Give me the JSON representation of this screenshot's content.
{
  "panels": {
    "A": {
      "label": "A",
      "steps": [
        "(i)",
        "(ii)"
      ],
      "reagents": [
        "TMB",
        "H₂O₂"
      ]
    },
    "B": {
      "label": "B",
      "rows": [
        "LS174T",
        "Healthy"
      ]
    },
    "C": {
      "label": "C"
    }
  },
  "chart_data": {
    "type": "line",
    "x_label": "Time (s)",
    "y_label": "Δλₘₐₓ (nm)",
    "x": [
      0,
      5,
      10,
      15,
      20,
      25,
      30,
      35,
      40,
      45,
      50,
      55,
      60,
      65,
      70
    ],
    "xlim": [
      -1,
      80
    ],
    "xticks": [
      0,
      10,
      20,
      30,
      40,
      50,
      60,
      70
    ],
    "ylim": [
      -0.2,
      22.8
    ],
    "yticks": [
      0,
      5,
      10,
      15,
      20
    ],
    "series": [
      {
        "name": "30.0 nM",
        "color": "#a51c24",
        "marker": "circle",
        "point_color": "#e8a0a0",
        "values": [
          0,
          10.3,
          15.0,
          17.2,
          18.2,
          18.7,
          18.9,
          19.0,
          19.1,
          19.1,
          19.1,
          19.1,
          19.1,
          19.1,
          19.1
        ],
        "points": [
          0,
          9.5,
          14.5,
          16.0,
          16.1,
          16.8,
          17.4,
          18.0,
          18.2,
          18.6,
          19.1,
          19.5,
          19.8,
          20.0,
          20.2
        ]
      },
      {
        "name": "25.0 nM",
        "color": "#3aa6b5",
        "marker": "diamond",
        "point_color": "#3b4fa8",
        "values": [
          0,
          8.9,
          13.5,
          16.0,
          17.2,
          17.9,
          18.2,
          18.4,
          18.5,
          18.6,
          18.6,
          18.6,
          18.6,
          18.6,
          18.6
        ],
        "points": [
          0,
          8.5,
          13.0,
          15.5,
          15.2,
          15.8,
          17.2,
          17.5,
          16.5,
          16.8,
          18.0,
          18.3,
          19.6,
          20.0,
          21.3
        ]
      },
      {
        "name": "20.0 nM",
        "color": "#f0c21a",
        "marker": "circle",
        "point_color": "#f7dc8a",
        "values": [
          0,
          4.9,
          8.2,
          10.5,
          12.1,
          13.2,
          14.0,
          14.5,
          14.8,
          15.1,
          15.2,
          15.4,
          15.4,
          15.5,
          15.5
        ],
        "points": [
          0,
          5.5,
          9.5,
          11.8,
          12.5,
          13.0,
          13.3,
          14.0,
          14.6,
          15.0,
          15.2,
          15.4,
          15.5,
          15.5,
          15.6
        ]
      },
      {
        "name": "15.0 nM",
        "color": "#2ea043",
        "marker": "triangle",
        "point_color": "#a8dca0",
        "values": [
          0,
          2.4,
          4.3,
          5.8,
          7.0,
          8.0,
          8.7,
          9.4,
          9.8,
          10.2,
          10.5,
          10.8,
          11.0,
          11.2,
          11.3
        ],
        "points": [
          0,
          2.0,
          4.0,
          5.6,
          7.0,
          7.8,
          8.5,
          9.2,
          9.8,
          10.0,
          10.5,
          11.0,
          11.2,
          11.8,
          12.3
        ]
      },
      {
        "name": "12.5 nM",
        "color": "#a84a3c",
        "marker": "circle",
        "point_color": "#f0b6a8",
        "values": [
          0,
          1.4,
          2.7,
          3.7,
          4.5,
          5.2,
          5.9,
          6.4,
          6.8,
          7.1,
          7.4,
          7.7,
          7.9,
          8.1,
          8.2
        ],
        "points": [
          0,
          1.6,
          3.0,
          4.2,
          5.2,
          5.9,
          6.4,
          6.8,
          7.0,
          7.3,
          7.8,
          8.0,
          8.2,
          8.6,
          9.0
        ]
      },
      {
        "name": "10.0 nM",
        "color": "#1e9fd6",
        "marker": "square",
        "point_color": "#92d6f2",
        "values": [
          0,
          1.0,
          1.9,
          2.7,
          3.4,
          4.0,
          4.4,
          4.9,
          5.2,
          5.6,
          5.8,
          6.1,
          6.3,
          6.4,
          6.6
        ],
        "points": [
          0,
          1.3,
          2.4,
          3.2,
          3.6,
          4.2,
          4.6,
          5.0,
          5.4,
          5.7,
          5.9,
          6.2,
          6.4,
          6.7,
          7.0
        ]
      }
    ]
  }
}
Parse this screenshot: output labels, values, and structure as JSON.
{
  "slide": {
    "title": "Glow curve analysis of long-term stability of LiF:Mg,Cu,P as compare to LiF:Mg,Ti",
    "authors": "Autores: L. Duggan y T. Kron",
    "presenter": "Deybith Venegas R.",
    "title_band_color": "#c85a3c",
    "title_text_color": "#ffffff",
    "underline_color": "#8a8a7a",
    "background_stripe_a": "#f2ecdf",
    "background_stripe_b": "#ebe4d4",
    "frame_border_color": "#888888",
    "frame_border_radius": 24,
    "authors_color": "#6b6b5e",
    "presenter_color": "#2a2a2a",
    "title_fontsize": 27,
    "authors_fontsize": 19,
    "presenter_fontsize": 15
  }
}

◆ ◆ ◆ ◆ ◆

GIVEN TASK> Return the whole listing exactly.

SOLUTION TO THE EXERCISE>
Give me the JSON representation of this screenshot's content.
{
  "panels": {
    "A": {
      "label": "A",
      "steps": [
        "(i)",
        "(ii)"
      ],
      "reagents": [
        "TMB",
        "H₂O₂"
      ]
    },
    "B": {
      "label": "B",
      "rows": [
        "LS174T",
        "Healthy"
      ]
    },
    "C": {
      "label": "C"
    }
  },
  "chart_data": {
    "type": "line",
    "x_label": "Time (s)",
    "y_label": "Δλₘₐₓ (nm)",
    "x": [
      0,
      5,
      10,
      15,
      20,
      25,
      30,
      35,
      40,
      45,
      50,
      55,
      60,
      65,
      70
    ],
    "xlim": [
      -1,
      80
    ],
    "xticks": [
      0,
      10,
      20,
      30,
      40,
      50,
      60,
      70
    ],
    "ylim": [
      -0.2,
      22.8
    ],
    "yticks": [
      0,
      5,
      10,
      15,
      20
    ],
    "series": [
      {
        "name": "30.0 nM",
        "color": "#a51c24",
        "marker": "circle",
        "point_color": "#e8a0a0",
        "values": [
          0,
          10.3,
          15.0,
          17.2,
          18.2,
          18.7,
          18.9,
          19.0,
          19.1,
          19.1,
          19.1,
          19.1,
          19.1,
          19.1,
          19.1
        ],
        "points": [
          0,
          9.5,
          14.5,
          16.0,
          16.1,
          16.8,
          17.4,
          18.0,
          18.2,
          18.6,
          19.1,
          19.5,
          19.8,
          20.0,
          20.2
        ]
      },
      {
        "name": "25.0 nM",
        "color": "#3aa6b5",
        "marker": "diamond",
        "point_color": "#3b4fa8",
        "values": [
          0,
          8.9,
          13.5,
          16.0,
          17.2,
          17.9,
          18.2,
          18.4,
          18.5,
          18.6,
          18.6,
          18.6,
          18.6,
          18.6,
          18.6
        ],
        "points": [
          0,
          8.5,
          13.0,
          15.5,
          15.2,
          15.8,
          17.2,
          17.5,
          16.5,
          16.8,
          18.0,
          18.3,
          19.6,
          20.0,
          21.3
        ]
      },
      {
        "name": "20.0 nM",
        "color": "#f0c21a",
        "marker": "circle",
        "point_color": "#f7dc8a",
        "values": [
          0,
          4.9,
          8.2,
          10.5,
          12.1,
          13.2,
          14.0,
          14.5,
          14.8,
          15.1,
          15.2,
          15.4,
          15.4,
          15.5,
          15.5
        ],
        "points": [
          0,
          5.5,
          9.5,
          11.8,
          12.5,
          13.0,
          13.3,
          14.0,
          14.6,
          15.0,
          15.2,
          15.4,
          15.5,
          15.5,
          15.6
        ]
      },
      {
        "name": "15.0 nM",
        "color": "#2ea043",
        "marker": "triangle",
        "point_color": "#a8dca0",
        "values": [
          0,
          2.4,
          4.3,
          5.8,
          7.0,
          8.0,
          8.7,
          9.4,
          9.8,
          10.2,
          10.5,
          10.8,
          11.0,
          11.2,
          11.3
        ],
        "points": [
          0,
          2.0,
          4.0,
          5.6,
          7.0,
          7.8,
          8.5,
          9.2,
          9.8,
          10.0,
          10.5,
          11.0,
          11.2,
          11.8,
          12.3
        ]
      },
      {
        "name": "12.5 nM",
        "color": "#a84a3c",
        "marker": "circle",
        "point_color": "#f0b6a8",
        "values": [
          0,
          1.4,
          2.7,
          3.7,
          4.5,
          5.2,
          5.9,
          6.4,
          6.8,
          7.1,
          7.4,
          7.7,
          7.9,
          8.1,
          8.2
        ],
        "points": [
          0,
          1.6,
          3.0,
          4.2,
          5.2,
          5.9,
          6.4,
          6.8,
          7.0,
          7.3,
          7.8,
          8.0,
          8.2,
          8.6,
          9.0
        ]
      },
      {
        "name": "10.0 nM",
        "color": "#1e9fd6",
        "marker": "square",
        "point_color": "#92d6f2",
        "values": [
          0,
          1.0,
          1.9,
          2.7,
          3.4,
          4.0,
          4.4,
          4.9,
          5.2,
          5.6,
          5.8,
          6.1,
          6.3,
          6.4,
          6.6
        ],
        "points": [
          0,
          1.3,
          2.4,
          3.2,
          3.6,
          4.2,
          4.6,
          5.0,
          5.4,
          5.7,
          5.9,
          6.2,
          6.4,
          6.7,
          7.0
        ]
      }
    ]
  }
}
Parse this screenshot: output labels, values, and structure as JSON.
{
  "slide": {
    "title": "Glow curve analysis of long-term stability of LiF:Mg,Cu,P as compare to LiF:Mg,Ti",
    "authors": "Autores: L. Duggan y T. Kron",
    "presenter": "Deybith Venegas R.",
    "title_band_color": "#c85a3c",
    "title_text_color": "#ffffff",
    "underline_color": "#8a8a7a",
    "background_stripe_a": "#f2ecdf",
    "background_stripe_b": "#ebe4d4",
    "frame_border_color": "#888888",
    "frame_border_radius": 24,
    "authors_color": "#6b6b5e",
    "presenter_color": "#2a2a2a",
    "title_fontsize": 27,
    "authors_fontsize": 19,
    "presenter_fontsize": 15
  }
}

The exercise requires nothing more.